» The task
Gather every line of the entries that includes the word "hamkorlikda".

>>>

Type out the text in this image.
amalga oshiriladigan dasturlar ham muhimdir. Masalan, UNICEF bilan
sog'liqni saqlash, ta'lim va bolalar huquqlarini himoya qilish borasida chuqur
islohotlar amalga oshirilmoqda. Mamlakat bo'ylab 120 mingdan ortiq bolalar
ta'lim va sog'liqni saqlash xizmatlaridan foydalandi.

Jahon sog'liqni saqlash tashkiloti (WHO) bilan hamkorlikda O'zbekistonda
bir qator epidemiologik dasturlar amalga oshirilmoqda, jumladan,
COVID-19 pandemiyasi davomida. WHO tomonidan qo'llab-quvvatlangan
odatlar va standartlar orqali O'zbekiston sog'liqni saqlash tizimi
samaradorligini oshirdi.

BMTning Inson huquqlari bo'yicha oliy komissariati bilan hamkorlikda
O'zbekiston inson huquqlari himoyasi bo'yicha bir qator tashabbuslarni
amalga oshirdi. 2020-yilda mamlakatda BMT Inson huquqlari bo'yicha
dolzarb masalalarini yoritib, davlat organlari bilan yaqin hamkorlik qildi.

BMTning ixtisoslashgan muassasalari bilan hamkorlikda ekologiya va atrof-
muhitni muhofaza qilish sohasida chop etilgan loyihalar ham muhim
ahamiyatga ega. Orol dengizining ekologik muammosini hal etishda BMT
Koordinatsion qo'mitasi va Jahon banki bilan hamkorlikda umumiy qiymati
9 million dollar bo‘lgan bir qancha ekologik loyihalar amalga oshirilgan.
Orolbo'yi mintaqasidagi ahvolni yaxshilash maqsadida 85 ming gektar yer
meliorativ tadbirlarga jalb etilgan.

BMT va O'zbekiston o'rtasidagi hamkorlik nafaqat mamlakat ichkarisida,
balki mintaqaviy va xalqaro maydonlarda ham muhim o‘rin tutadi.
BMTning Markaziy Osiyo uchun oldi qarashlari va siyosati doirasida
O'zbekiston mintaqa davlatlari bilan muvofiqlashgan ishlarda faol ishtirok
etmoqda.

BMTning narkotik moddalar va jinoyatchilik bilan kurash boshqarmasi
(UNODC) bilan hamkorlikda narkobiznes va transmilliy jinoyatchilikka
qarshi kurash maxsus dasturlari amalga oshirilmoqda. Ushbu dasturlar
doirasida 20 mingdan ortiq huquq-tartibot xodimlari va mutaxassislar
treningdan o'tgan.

<<<

» Answer to this task
Jahon sog'liqni saqlash tashkiloti (WHO) bilan hamkorlikda O'zbekistonda
BMTning Inson huquqlari bo'yicha oliy komissariati bilan hamkorlikda
BMTning ixtisoslashgan muassasalari bilan hamkorlikda ekologiya va atrof-
Koordinatsion qo'mitasi va Jahon banki bilan hamkorlikda umumiy qiymati
(UNODC) bilan hamkorlikda narkobiznes va transmilliy jinoyatchilikka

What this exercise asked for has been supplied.